**Problem requirements:** Pick out and copy every line below that has the word "PAKKET".

Dataset records:
◇ ◇ ◇
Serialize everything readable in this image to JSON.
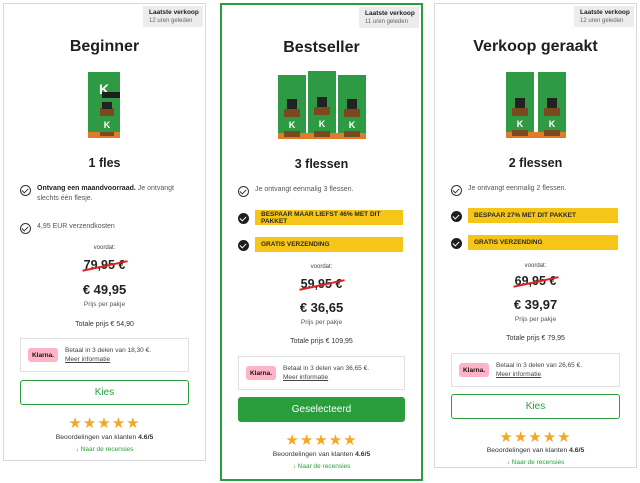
{
  "colors": {
    "accent_green": "#2a9d3d",
    "highlight_yellow": "#f5c518",
    "star_orange": "#f5a623",
    "strike_red": "#dd2222",
    "klarna_pink": "#ffb3c7"
  },
  "cards": [
    {
      "badge_title": "Laatste verkoop",
      "badge_sub": "12 uren geleden",
      "title": "Beginner",
      "bottles": 1,
      "quantity": "1 fles",
      "feature_bold": "Ontvang een maandvoorraad.",
      "feature_text": " Je ontvangt slechts één flesje.",
      "feature_shipping": "4,95 EUR verzendkosten",
      "voordat": "voordat:",
      "old_price": "79,95 €",
      "price": "€ 49,95",
      "per_pack": "Prijs per pakje",
      "total": "Totale prijs € 54,90",
      "klarna_logo": "Klarna.",
      "klarna_text": "Betaal in 3 delen van 18,30 €.",
      "klarna_link": "Meer informatie",
      "button": "Kies",
      "stars": "★★★★★",
      "rating_label": "Beoordelingen van klanten ",
      "rating_value": "4.6/5",
      "reviews_link": "↓ Naar de recensies"
    },
    {
      "badge_title": "Laatste verkoop",
      "badge_sub": "11 uren geleden",
      "title": "Bestseller",
      "bottles": 3,
      "quantity": "3 flessen",
      "feature_text": "Je ontvangt eenmalig 3 flessen.",
      "highlight_1": "BESPAAR MAAR LIEFST 46% MET DIT PAKKET",
      "highlight_2": "GRATIS VERZENDING",
      "voordat": "voordat:",
      "old_price": "59,95 €",
      "price": "€ 36,65",
      "per_pack": "Prijs per pakje",
      "total": "Totale prijs € 109,95",
      "klarna_logo": "Klarna.",
      "klarna_text": "Betaal in 3 delen van 36,65 €.",
      "klarna_link": "Meer informatie",
      "button": "Geselecteerd",
      "stars": "★★★★★",
      "rating_label": "Beoordelingen van klanten ",
      "rating_value": "4.6/5",
      "reviews_link": "↓ Naar de recensies"
    },
    {
      "badge_title": "Laatste verkoop",
      "badge_sub": "12 uren geleden",
      "title": "Verkoop geraakt",
      "bottles": 2,
      "quantity": "2 flessen",
      "feature_text": "Je ontvangt eenmalig 2 flessen.",
      "highlight_1": "BESPAAR 27% MET DIT PAKKET",
      "highlight_2": "GRATIS VERZENDING",
      "voordat": "voordat:",
      "old_price": "69,95 €",
      "price": "€ 39,97",
      "per_pack": "Prijs per pakje",
      "total": "Totale prijs € 79,95",
      "klarna_logo": "Klarna.",
      "klarna_text": "Betaal in 3 delen van 26,65 €.",
      "klarna_link": "Meer informatie",
      "button": "Kies",
      "stars": "★★★★★",
      "rating_label": "Beoordelingen van klanten ",
      "rating_value": "4.6/5",
      "reviews_link": "↓ Naar de recensies"
    }
  ]
}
◇ ◇ ◇
**Correct output:**
      "highlight_1": "BESPAAR MAAR LIEFST 46% MET DIT PAKKET",
      "highlight_1": "BESPAAR 27% MET DIT PAKKET",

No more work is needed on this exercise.